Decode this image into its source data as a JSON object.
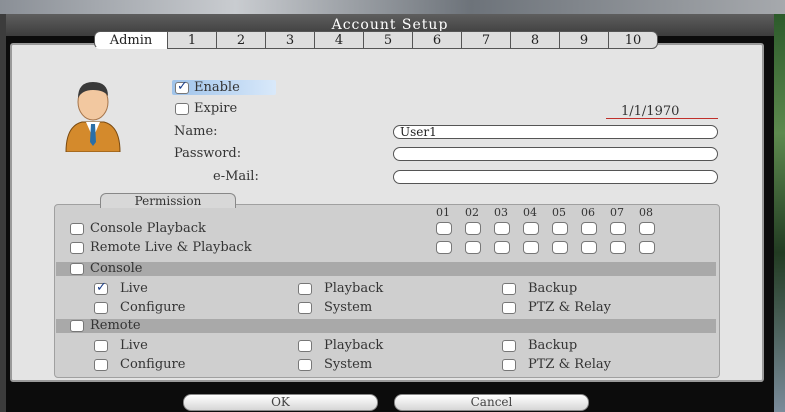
{
  "window": {
    "title": "Account Setup"
  },
  "tabs": [
    {
      "label": "Admin",
      "active": true
    },
    {
      "label": "1"
    },
    {
      "label": "2"
    },
    {
      "label": "3"
    },
    {
      "label": "4"
    },
    {
      "label": "5"
    },
    {
      "label": "6"
    },
    {
      "label": "7"
    },
    {
      "label": "8"
    },
    {
      "label": "9"
    },
    {
      "label": "10"
    }
  ],
  "account": {
    "enable_label": "Enable",
    "enable_checked": true,
    "expire_label": "Expire",
    "expire_checked": false,
    "expire_date": "1/1/1970",
    "name_label": "Name:",
    "name_value": "User1",
    "password_label": "Password:",
    "password_value": "",
    "email_label": "e-Mail:",
    "email_value": ""
  },
  "permission": {
    "title": "Permission",
    "channels": [
      "01",
      "02",
      "03",
      "04",
      "05",
      "06",
      "07",
      "08"
    ],
    "console_playback_label": "Console Playback",
    "remote_live_playback_label": "Remote Live & Playback",
    "console": {
      "label": "Console",
      "live": "Live",
      "live_checked": true,
      "playback": "Playback",
      "backup": "Backup",
      "configure": "Configure",
      "system": "System",
      "ptz_relay": "PTZ & Relay"
    },
    "remote": {
      "label": "Remote",
      "live": "Live",
      "playback": "Playback",
      "backup": "Backup",
      "configure": "Configure",
      "system": "System",
      "ptz_relay": "PTZ & Relay"
    }
  },
  "buttons": {
    "ok": "OK",
    "cancel": "Cancel"
  },
  "icons": {
    "avatar": "user-avatar-icon",
    "check": "check-icon"
  }
}
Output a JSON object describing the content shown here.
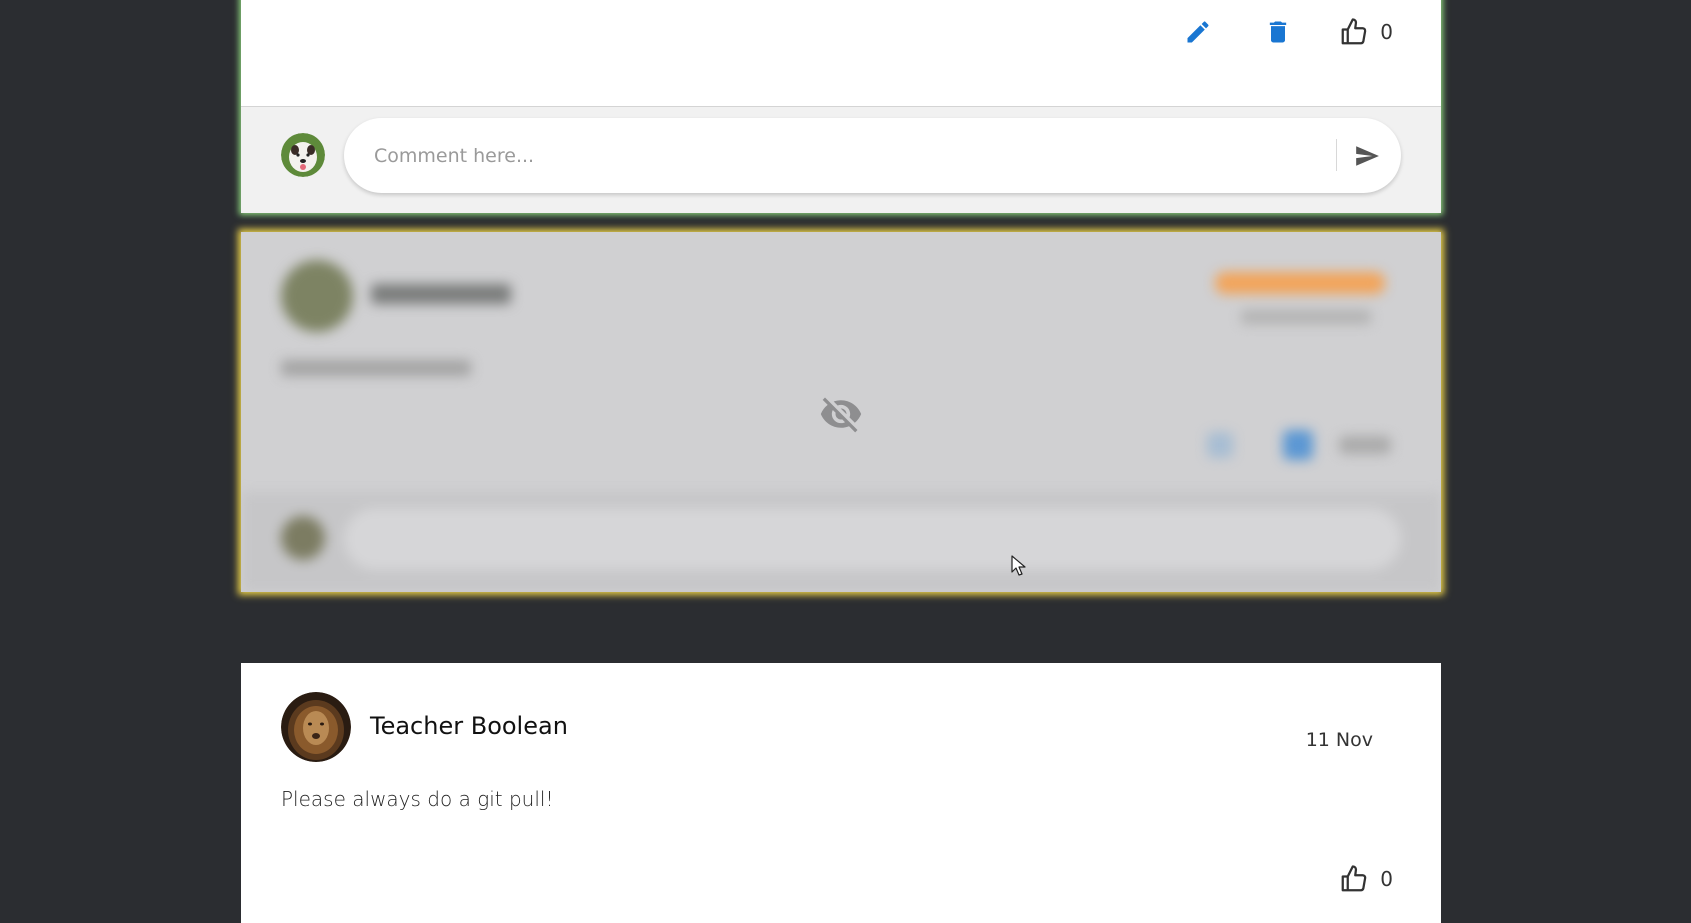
{
  "post1": {
    "like_count": "0",
    "comment_placeholder": "Comment here..."
  },
  "post2": {
    "hidden_icon": "eye-off-icon"
  },
  "post3": {
    "author": "Teacher Boolean",
    "date": "11 Nov",
    "body": "Please always do a git pull!",
    "like_count": "0"
  },
  "colors": {
    "background": "#2b2d31",
    "action_blue": "#1976d2",
    "post1_glow": "#8bd17c",
    "post2_glow": "#e8cf4a"
  }
}
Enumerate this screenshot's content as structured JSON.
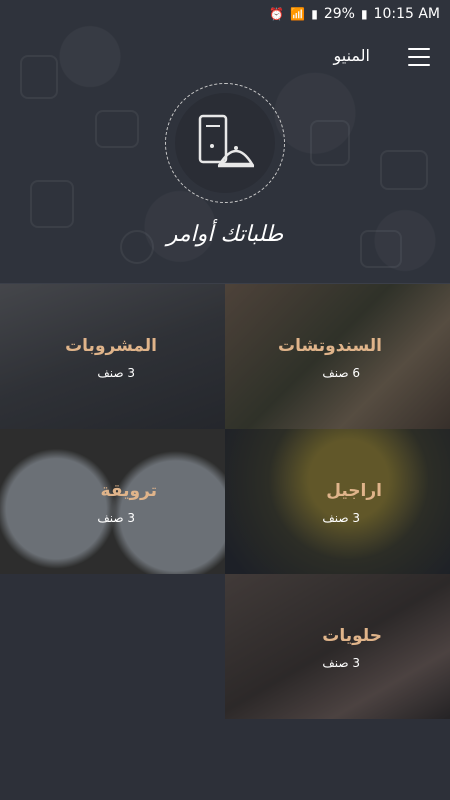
{
  "status_bar": {
    "battery": "29%",
    "time": "10:15 AM"
  },
  "header": {
    "title": "المنيو",
    "brand": "طلباتك أوامر"
  },
  "categories": [
    {
      "name": "السندوتشات",
      "count": "6 صنف"
    },
    {
      "name": "المشروبات",
      "count": "3 صنف"
    },
    {
      "name": "اراجيل",
      "count": "3 صنف"
    },
    {
      "name": "ترويقة",
      "count": "3 صنف"
    },
    {
      "name": "حلويات",
      "count": "3 صنف"
    }
  ],
  "colors": {
    "background": "#2d3039",
    "accent": "#e0b48a"
  }
}
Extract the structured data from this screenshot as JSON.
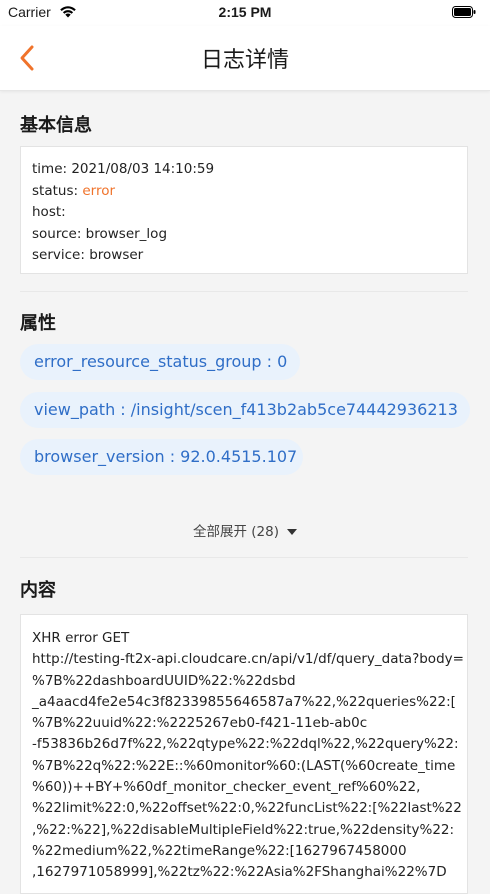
{
  "status_bar": {
    "carrier": "Carrier",
    "time": "2:15 PM"
  },
  "nav": {
    "title": "日志详情"
  },
  "basic_info": {
    "title": "基本信息",
    "lines": [
      {
        "label": "time: ",
        "value": "2021/08/03 14:10:59"
      },
      {
        "label": "status: ",
        "value": "error"
      },
      {
        "label": "host:",
        "value": ""
      },
      {
        "label": "source: ",
        "value": "browser_log"
      },
      {
        "label": "service: ",
        "value": "browser"
      }
    ]
  },
  "attributes": {
    "title": "属性",
    "chips": [
      "error_resource_status_group : 0",
      "view_path : /insight/scen_f413b2ab5ce74442936213",
      "browser_version : 92.0.4515.107"
    ],
    "expand_label": "全部展开 (28)"
  },
  "content": {
    "title": "内容",
    "lines": [
      "XHR error GET",
      "http://testing-ft2x-api.cloudcare.cn/api/v1/df/query_data?body=",
      "%7B%22dashboardUUID%22:%22dsbd",
      "_a4aacd4fe2e54c3f82339855646587a7%22,%22queries%22:[",
      "%7B%22uuid%22:%2225267eb0-f421-11eb-ab0c",
      "-f53836b26d7f%22,%22qtype%22:%22dql%22,%22query%22:",
      "%7B%22q%22:%22E::%60monitor%60:(LAST(%60create_time",
      "%60))++BY+%60df_monitor_checker_event_ref%60%22,",
      "%22limit%22:0,%22offset%22:0,%22funcList%22:[%22last%22",
      ",%22:%22],%22disableMultipleField%22:true,%22density%22:",
      "%22medium%22,%22timeRange%22:[1627967458000",
      ",1627971058999],%22tz%22:%22Asia%2FShanghai%22%7D"
    ]
  },
  "colors": {
    "accent": "#f0732b",
    "chip_text": "#2f6ec7",
    "chip_bg": "#e9f2fc"
  }
}
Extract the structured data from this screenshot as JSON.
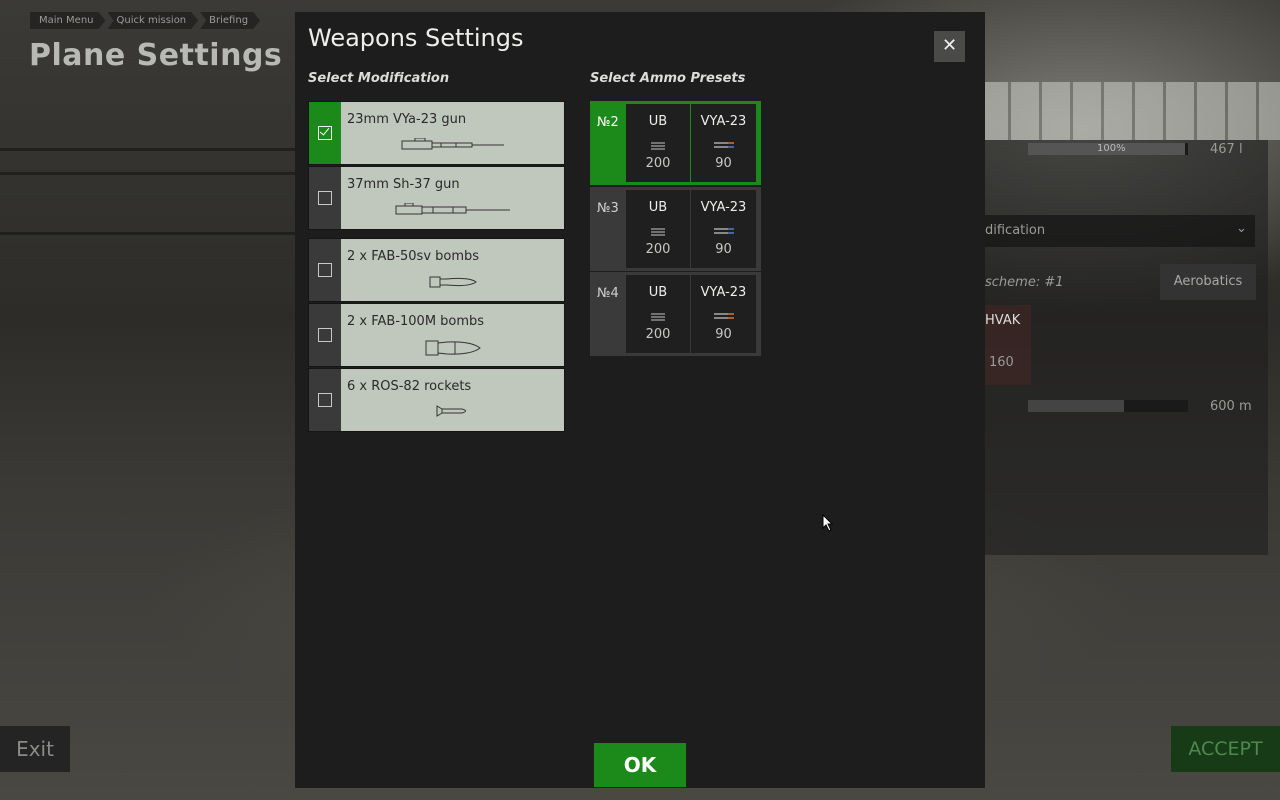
{
  "breadcrumb": [
    "Main Menu",
    "Quick mission",
    "Briefing"
  ],
  "page_title": "Plane Settings",
  "background_panel": {
    "fuel_percent_label": "100%",
    "fuel_value": "467 l",
    "modification_dropdown": "dification",
    "scheme_label": "scheme: #1",
    "aerobatics_label": "Aerobatics",
    "hvak_name": "HVAK",
    "hvak_count": "160",
    "range_value": "600 m",
    "range_level": 0.6
  },
  "exit_label": "Exit",
  "accept_label": "ACCEPT",
  "modal": {
    "title": "Weapons Settings",
    "close_glyph": "✕",
    "select_modification_label": "Select Modification",
    "select_ammo_label": "Select Ammo Presets",
    "modifications": [
      {
        "name": "23mm VYa-23 gun",
        "icon": "cannon-icon",
        "selected": true
      },
      {
        "name": "37mm Sh-37 gun",
        "icon": "cannon-icon",
        "selected": false
      },
      {
        "name": "2 x FAB-50sv bombs",
        "icon": "bomb-icon",
        "selected": false
      },
      {
        "name": "2 x FAB-100M bombs",
        "icon": "bomb-icon",
        "selected": false
      },
      {
        "name": "6 x ROS-82 rockets",
        "icon": "rocket-icon",
        "selected": false
      }
    ],
    "ammo_presets": [
      {
        "num": "№2",
        "selected": true,
        "slots": [
          {
            "name": "UB",
            "count": "200"
          },
          {
            "name": "VYA-23",
            "count": "90"
          }
        ]
      },
      {
        "num": "№3",
        "selected": false,
        "slots": [
          {
            "name": "UB",
            "count": "200"
          },
          {
            "name": "VYA-23",
            "count": "90"
          }
        ]
      },
      {
        "num": "№4",
        "selected": false,
        "slots": [
          {
            "name": "UB",
            "count": "200"
          },
          {
            "name": "VYA-23",
            "count": "90"
          }
        ]
      }
    ],
    "ok_label": "OK"
  },
  "colors": {
    "accent_green": "#1b8a1b",
    "modal_bg": "#1d1d1d",
    "mod_item_bg": "#c0c7bd"
  }
}
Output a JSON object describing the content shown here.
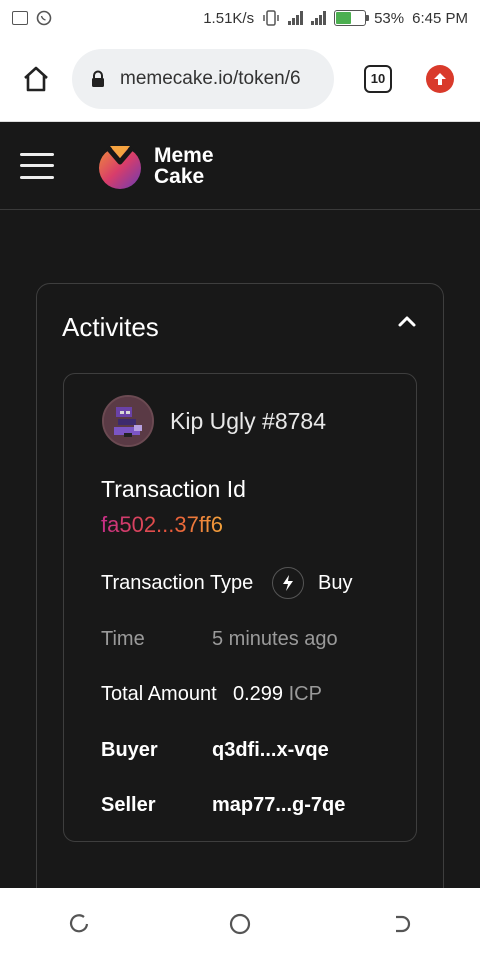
{
  "status_bar": {
    "network_speed": "1.51K/s",
    "battery": "53%",
    "battery_level": 0.53,
    "time": "6:45 PM"
  },
  "browser": {
    "url": "memecake.io/token/6",
    "tab_count": "10"
  },
  "site": {
    "brand_line1": "Meme",
    "brand_line2": "Cake"
  },
  "activity": {
    "title": "Activites",
    "nft_name": "Kip Ugly #8784",
    "transaction_id_label": "Transaction Id",
    "transaction_id": "fa502...37ff6",
    "transaction_type_label": "Transaction Type",
    "transaction_type": "Buy",
    "time_label": "Time",
    "time_value": "5 minutes ago",
    "total_amount_label": "Total Amount",
    "total_amount": "0.299",
    "total_amount_unit": "ICP",
    "buyer_label": "Buyer",
    "buyer": "q3dfi...x-vqe",
    "seller_label": "Seller",
    "seller": "map77...g-7qe"
  },
  "colors": {
    "accent_gradient_start": "#c72e88",
    "accent_gradient_end": "#f3a23b",
    "update_red": "#d93a2b"
  }
}
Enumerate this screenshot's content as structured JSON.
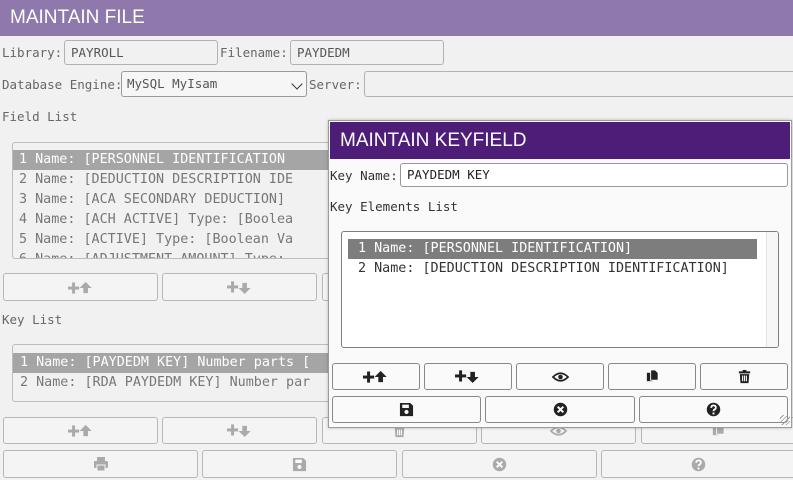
{
  "window": {
    "title": "MAINTAIN FILE"
  },
  "form": {
    "library_label": "Library:",
    "library_value": "PAYROLL",
    "filename_label": "Filename:",
    "filename_value": "PAYDEDM",
    "engine_label": "Database Engine:",
    "engine_value": "MySQL MyIsam",
    "server_label": "Server:",
    "server_value": ""
  },
  "field_list": {
    "label": "Field List",
    "items": [
      "1 Name: [PERSONNEL IDENTIFICATION",
      "2 Name: [DEDUCTION DESCRIPTION IDE",
      "3 Name: [ACA SECONDARY DEDUCTION]",
      "4 Name: [ACH ACTIVE] Type: [Boolea",
      "5 Name: [ACTIVE] Type: [Boolean Va",
      "6 Name: [ADJUSTMENT AMOUNT] Type:"
    ],
    "selected_index": 0
  },
  "key_list": {
    "label": "Key List",
    "items": [
      "1 Name: [PAYDEDM KEY] Number parts [",
      "2 Name: [RDA PAYDEDM KEY] Number par"
    ],
    "selected_index": 0
  },
  "icons": {
    "add_above": "add-above-icon",
    "add_below": "add-below-icon",
    "view": "eye-icon",
    "copy": "copy-icon",
    "delete": "trash-icon",
    "save": "save-icon",
    "cancel": "close-circle-icon",
    "help": "help-icon",
    "print": "print-icon"
  },
  "dialog": {
    "title": "MAINTAIN KEYFIELD",
    "key_name_label": "Key Name:",
    "key_name_value": "PAYDEDM KEY",
    "elements_label": "Key Elements List",
    "elements": [
      "1 Name: [PERSONNEL IDENTIFICATION]",
      "2 Name: [DEDUCTION DESCRIPTION IDENTIFICATION]"
    ],
    "selected_index": 0
  },
  "colors": {
    "main_title_bar": "#8e78ac",
    "dialog_title_bar": "#4e1d78",
    "selected_row": "#7d7d7d"
  }
}
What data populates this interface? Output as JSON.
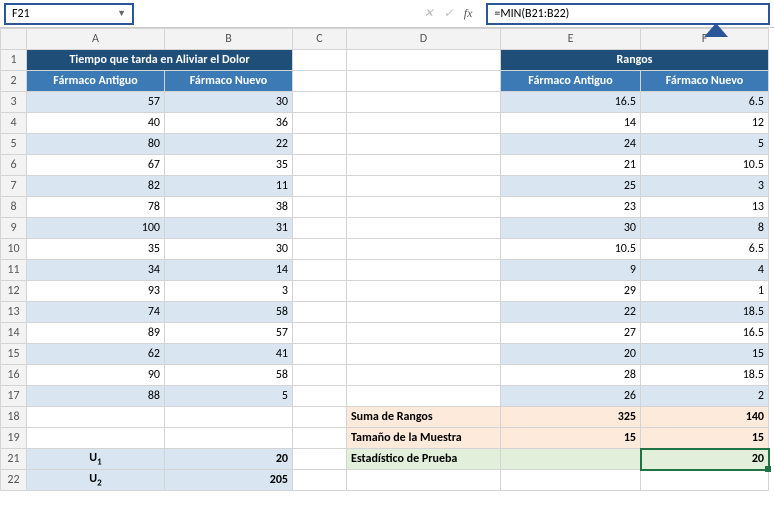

--

Copy every line that includes the string "PAYDEDM" from the material above.

    "filename_value": "PAYDEDM",
      "1 Name: [PAYDEDM KEY] Number parts [",
      "2 Name: [RDA PAYDEDM KEY] Number par"
    "key_name_value": "PAYDEDM KEY",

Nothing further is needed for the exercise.